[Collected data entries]
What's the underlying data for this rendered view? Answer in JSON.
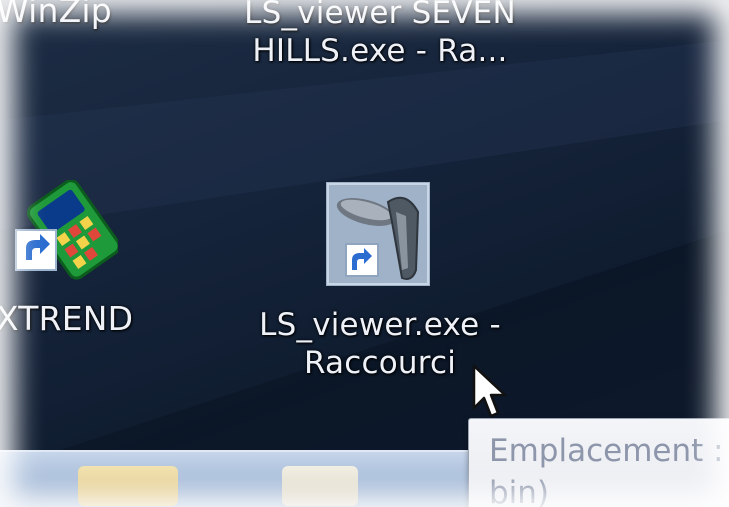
{
  "desktop": {
    "top_left_label": "WinZip",
    "top_center_label_line1": "LS_viewer SEVEN",
    "top_center_label_line2": "HILLS.exe - Ra...",
    "icons": [
      {
        "label": "XTREND",
        "icon": "xtrend-shortcut-icon"
      },
      {
        "label_line1": "LS_viewer.exe -",
        "label_line2": "Raccourci",
        "icon": "ls-viewer-shortcut-icon"
      }
    ]
  },
  "tooltip": {
    "line1": "Emplacement :",
    "line2": "bin)"
  },
  "taskbar": {
    "buttons": [
      {
        "icon": "folder-icon"
      },
      {
        "icon": "media-player-icon"
      }
    ]
  },
  "colors": {
    "desktop_background": "#15233a",
    "label_text": "#eef2f8",
    "tooltip_text": "#8d96ab",
    "taskbar": "#a4bad8"
  }
}
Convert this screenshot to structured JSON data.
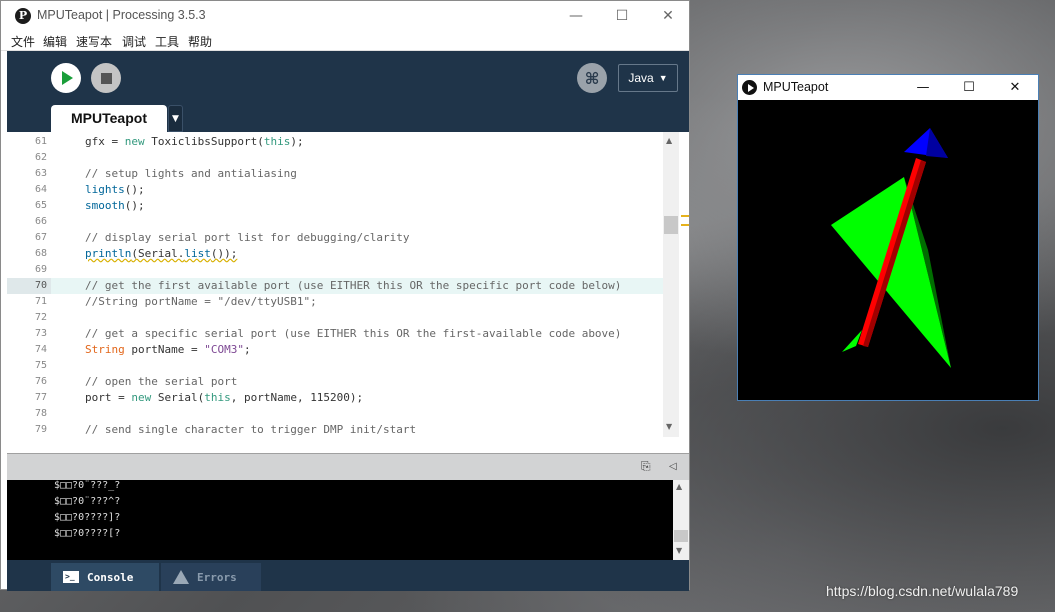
{
  "ide": {
    "title": "MPUTeapot | Processing 3.5.3",
    "app_icon": "P",
    "window_controls": {
      "minimize": "—",
      "maximize": "☐",
      "close": "✕"
    },
    "menu": [
      "文件",
      "编辑",
      "速写本",
      "调试",
      "工具",
      "帮助"
    ],
    "mode_label": "Java",
    "tab_label": "MPUTeapot",
    "code_lines": [
      {
        "num": "61",
        "text": "gfx = new ToxiclibsSupport(this);"
      },
      {
        "num": "62",
        "text": ""
      },
      {
        "num": "63",
        "text": "// setup lights and antialiasing"
      },
      {
        "num": "64",
        "text": "lights();"
      },
      {
        "num": "65",
        "text": "smooth();"
      },
      {
        "num": "66",
        "text": ""
      },
      {
        "num": "67",
        "text": "// display serial port list for debugging/clarity"
      },
      {
        "num": "68",
        "text": "println(Serial.list());"
      },
      {
        "num": "69",
        "text": ""
      },
      {
        "num": "70",
        "text": "// get the first available port (use EITHER this OR the specific port code below)"
      },
      {
        "num": "71",
        "text": "//String portName = \"/dev/ttyUSB1\";"
      },
      {
        "num": "72",
        "text": ""
      },
      {
        "num": "73",
        "text": "// get a specific serial port (use EITHER this OR the first-available code above)"
      },
      {
        "num": "74",
        "text": "String portName = \"COM3\";"
      },
      {
        "num": "75",
        "text": ""
      },
      {
        "num": "76",
        "text": "// open the serial port"
      },
      {
        "num": "77",
        "text": "port = new Serial(this, portName, 115200);"
      },
      {
        "num": "78",
        "text": ""
      },
      {
        "num": "79",
        "text": "// send single character to trigger DMP init/start"
      }
    ],
    "highlighted_line": "70",
    "console_lines": [
      "$□□?0¨???_?",
      "$□□?0¨???^?",
      "$□□?0????]?",
      "$□□?0????[?"
    ],
    "bottom_tabs": {
      "console": "Console",
      "errors": "Errors"
    }
  },
  "sketch": {
    "title": "MPUTeapot",
    "window_controls": {
      "minimize": "—",
      "maximize": "☐",
      "close": "✕"
    },
    "colors": {
      "wing": "#00ff00",
      "body": "#ff0000",
      "nose": "#0000ff"
    }
  },
  "watermark": "https://blog.csdn.net/wulala789"
}
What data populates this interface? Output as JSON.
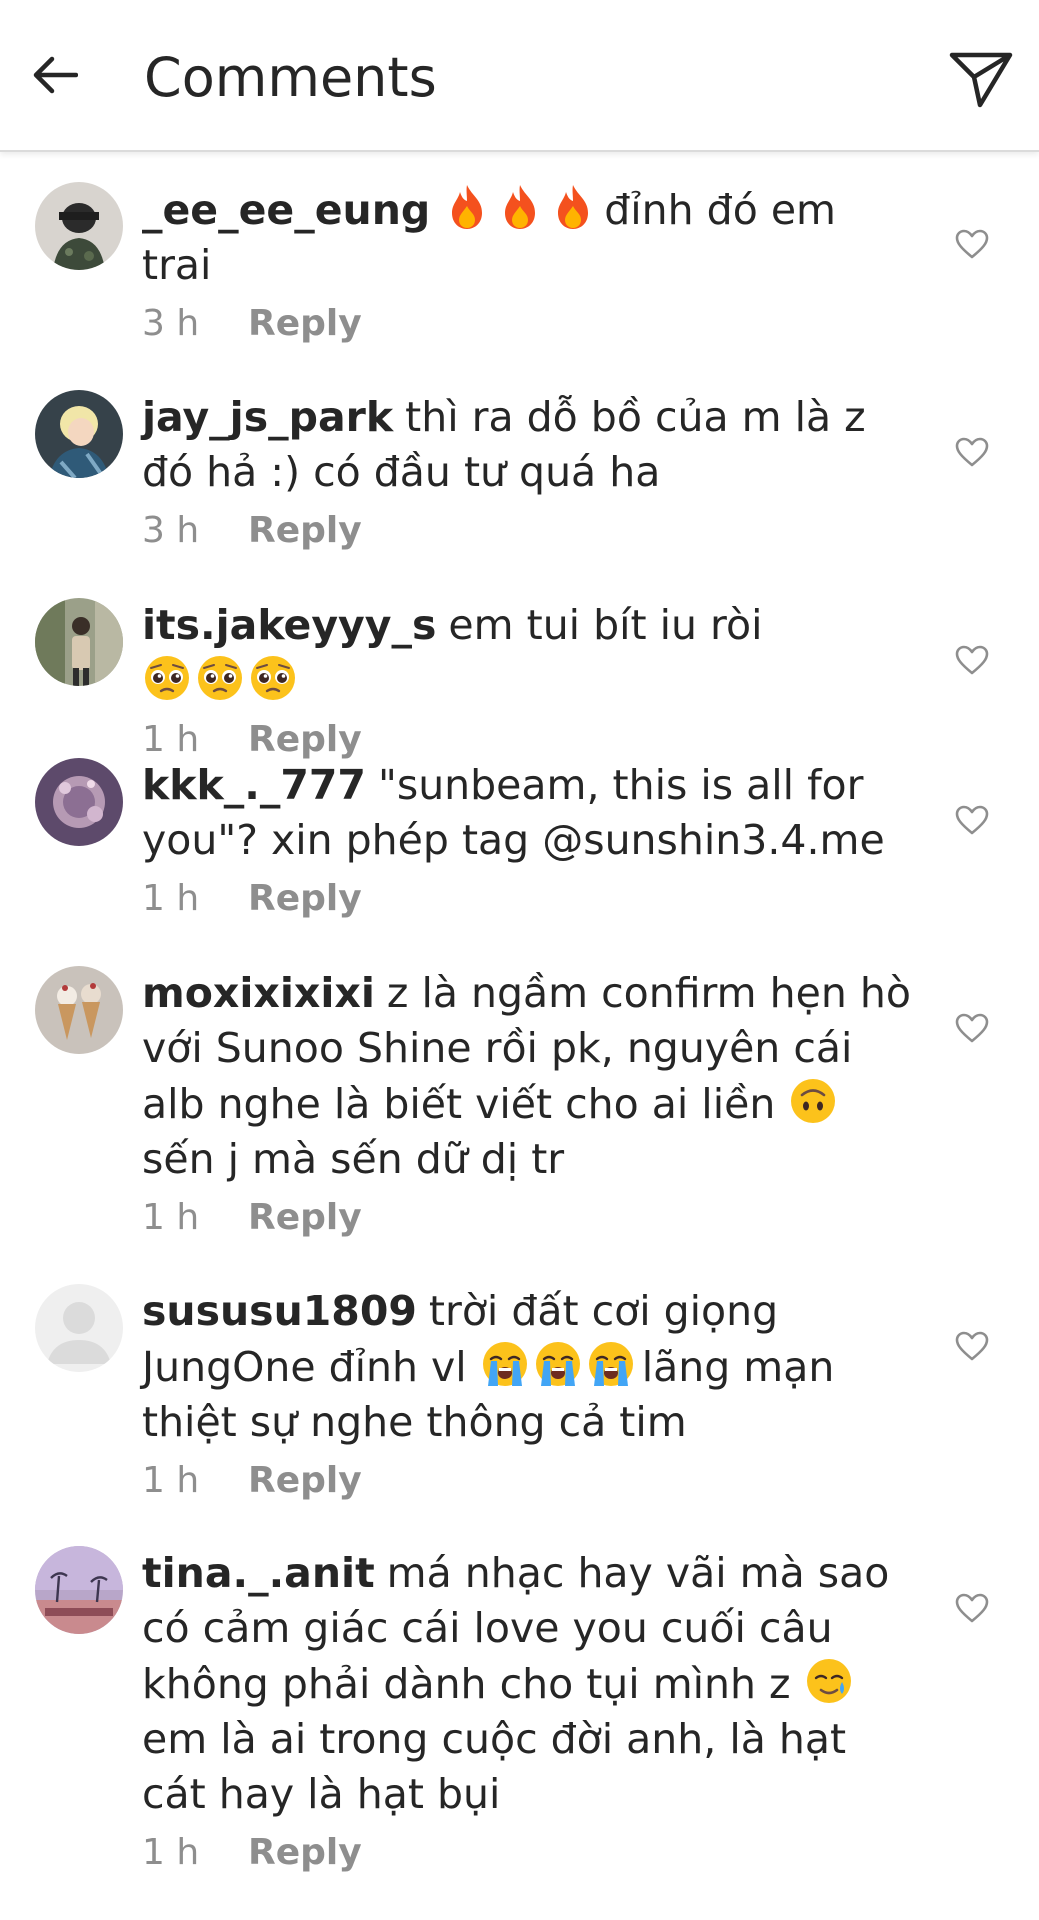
{
  "header": {
    "title": "Comments",
    "back_icon": "arrow-left-icon",
    "send_icon": "paper-plane-icon"
  },
  "reply_label": "Reply",
  "comments": [
    {
      "username": "_ee_ee_eung",
      "emojis": [
        "fire",
        "fire",
        "fire"
      ],
      "text_before": "",
      "text_after": "đỉnh đó em trai",
      "time": "3 h"
    },
    {
      "username": "jay_js_park",
      "emojis": [],
      "text_before": "thì ra dỗ bồ của m là z đó hả :) có đầu tư quá ha",
      "text_after": "",
      "time": "3 h"
    },
    {
      "username": "its.jakeyyy_s",
      "emojis": [
        "pleading-face",
        "pleading-face",
        "pleading-face"
      ],
      "text_before": "em tui bít iu ròi",
      "text_after": "",
      "time": "1 h"
    },
    {
      "username": "kkk_._777",
      "emojis": [],
      "text_before": "\"sunbeam, this is all for you\"? xin phép tag @sunshin3.4.me",
      "text_after": "",
      "time": "1 h"
    },
    {
      "username": "moxixixixi",
      "emojis": [
        "upside-down-face"
      ],
      "text_before": "z là ngầm confirm hẹn hò với Sunoo Shine rồi pk, nguyên cái alb nghe là biết viết cho ai liền",
      "text_after": "sến j mà sến dữ dị tr",
      "time": "1 h"
    },
    {
      "username": "sususu1809",
      "emojis": [
        "loudly-crying-face",
        "loudly-crying-face",
        "loudly-crying-face"
      ],
      "text_before": "trời đất cơi giọng JungOne đỉnh vl",
      "text_after": "lãng mạn thiệt sự nghe thông cả tim",
      "time": "1 h"
    },
    {
      "username": "tina._.anit",
      "emojis": [
        "smiling-face-with-tear"
      ],
      "text_before": "má nhạc hay vãi mà sao có cảm giác cái love you cuối câu không phải dành cho tụi mình z",
      "text_after": "em là ai trong cuộc đời anh, là hạt cát hay là hạt bụi",
      "time": "1 h"
    }
  ],
  "colors": {
    "text": "#262626",
    "secondary": "#8e8e8e",
    "divider": "#dbdbdb"
  }
}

**What to produce**:
Make an exact copy of all the material, but keep the pictures out of it.

**Task output**:
What's the underlying data for this rendered view? Answer in JSON.
{
  "desktop": {
    "top_left_label": "WinZip",
    "top_center_label_line1": "LS_viewer SEVEN",
    "top_center_label_line2": "HILLS.exe - Ra...",
    "icons": [
      {
        "label": "XTREND",
        "icon": "xtrend-shortcut-icon"
      },
      {
        "label_line1": "LS_viewer.exe -",
        "label_line2": "Raccourci",
        "icon": "ls-viewer-shortcut-icon"
      }
    ]
  },
  "tooltip": {
    "line1": "Emplacement :",
    "line2": "bin)"
  },
  "taskbar": {
    "buttons": [
      {
        "icon": "folder-icon"
      },
      {
        "icon": "media-player-icon"
      }
    ]
  },
  "colors": {
    "desktop_background": "#15233a",
    "label_text": "#eef2f8",
    "tooltip_text": "#8d96ab",
    "taskbar": "#a4bad8"
  }
}
Convert this screenshot to structured JSON data.
{
  "ide": {
    "title": "MPUTeapot | Processing 3.5.3",
    "app_icon": "P",
    "window_controls": {
      "minimize": "—",
      "maximize": "☐",
      "close": "✕"
    },
    "menu": [
      "文件",
      "编辑",
      "速写本",
      "调试",
      "工具",
      "帮助"
    ],
    "mode_label": "Java",
    "tab_label": "MPUTeapot",
    "code_lines": [
      {
        "num": "61",
        "text": "gfx = new ToxiclibsSupport(this);"
      },
      {
        "num": "62",
        "text": ""
      },
      {
        "num": "63",
        "text": "// setup lights and antialiasing"
      },
      {
        "num": "64",
        "text": "lights();"
      },
      {
        "num": "65",
        "text": "smooth();"
      },
      {
        "num": "66",
        "text": ""
      },
      {
        "num": "67",
        "text": "// display serial port list for debugging/clarity"
      },
      {
        "num": "68",
        "text": "println(Serial.list());"
      },
      {
        "num": "69",
        "text": ""
      },
      {
        "num": "70",
        "text": "// get the first available port (use EITHER this OR the specific port code below)"
      },
      {
        "num": "71",
        "text": "//String portName = \"/dev/ttyUSB1\";"
      },
      {
        "num": "72",
        "text": ""
      },
      {
        "num": "73",
        "text": "// get a specific serial port (use EITHER this OR the first-available code above)"
      },
      {
        "num": "74",
        "text": "String portName = \"COM3\";"
      },
      {
        "num": "75",
        "text": ""
      },
      {
        "num": "76",
        "text": "// open the serial port"
      },
      {
        "num": "77",
        "text": "port = new Serial(this, portName, 115200);"
      },
      {
        "num": "78",
        "text": ""
      },
      {
        "num": "79",
        "text": "// send single character to trigger DMP init/start"
      }
    ],
    "highlighted_line": "70",
    "console_lines": [
      "$□□?0¨???_?",
      "$□□?0¨???^?",
      "$□□?0????]?",
      "$□□?0????[?"
    ],
    "bottom_tabs": {
      "console": "Console",
      "errors": "Errors"
    }
  },
  "sketch": {
    "title": "MPUTeapot",
    "window_controls": {
      "minimize": "—",
      "maximize": "☐",
      "close": "✕"
    },
    "colors": {
      "wing": "#00ff00",
      "body": "#ff0000",
      "nose": "#0000ff"
    }
  },
  "watermark": "https://blog.csdn.net/wulala789"
}
What data populates this interface? Output as JSON.
{
  "header": {
    "title": "Comments",
    "back_icon": "arrow-left-icon",
    "send_icon": "paper-plane-icon"
  },
  "reply_label": "Reply",
  "comments": [
    {
      "username": "_ee_ee_eung",
      "emojis": [
        "fire",
        "fire",
        "fire"
      ],
      "text_before": "",
      "text_after": "đỉnh đó em trai",
      "time": "3 h"
    },
    {
      "username": "jay_js_park",
      "emojis": [],
      "text_before": "thì ra dỗ bồ của m là z đó hả :) có đầu tư quá ha",
      "text_after": "",
      "time": "3 h"
    },
    {
      "username": "its.jakeyyy_s",
      "emojis": [
        "pleading-face",
        "pleading-face",
        "pleading-face"
      ],
      "text_before": "em tui bít iu ròi",
      "text_after": "",
      "time": "1 h"
    },
    {
      "username": "kkk_._777",
      "emojis": [],
      "text_before": "\"sunbeam, this is all for you\"? xin phép tag @sunshin3.4.me",
      "text_after": "",
      "time": "1 h"
    },
    {
      "username": "moxixixixi",
      "emojis": [
        "upside-down-face"
      ],
      "text_before": "z là ngầm confirm hẹn hò với Sunoo Shine rồi pk, nguyên cái alb nghe là biết viết cho ai liền",
      "text_after": "sến j mà sến dữ dị tr",
      "time": "1 h"
    },
    {
      "username": "sususu1809",
      "emojis": [
        "loudly-crying-face",
        "loudly-crying-face",
        "loudly-crying-face"
      ],
      "text_before": "trời đất cơi giọng JungOne đỉnh vl",
      "text_after": "lãng mạn thiệt sự nghe thông cả tim",
      "time": "1 h"
    },
    {
      "username": "tina._.anit",
      "emojis": [
        "smiling-face-with-tear"
      ],
      "text_before": "má nhạc hay vãi mà sao có cảm giác cái love you cuối câu không phải dành cho tụi mình z",
      "text_after": "em là ai trong cuộc đời anh, là hạt cát hay là hạt bụi",
      "time": "1 h"
    }
  ],
  "colors": {
    "text": "#262626",
    "secondary": "#8e8e8e",
    "divider": "#dbdbdb"
  }
}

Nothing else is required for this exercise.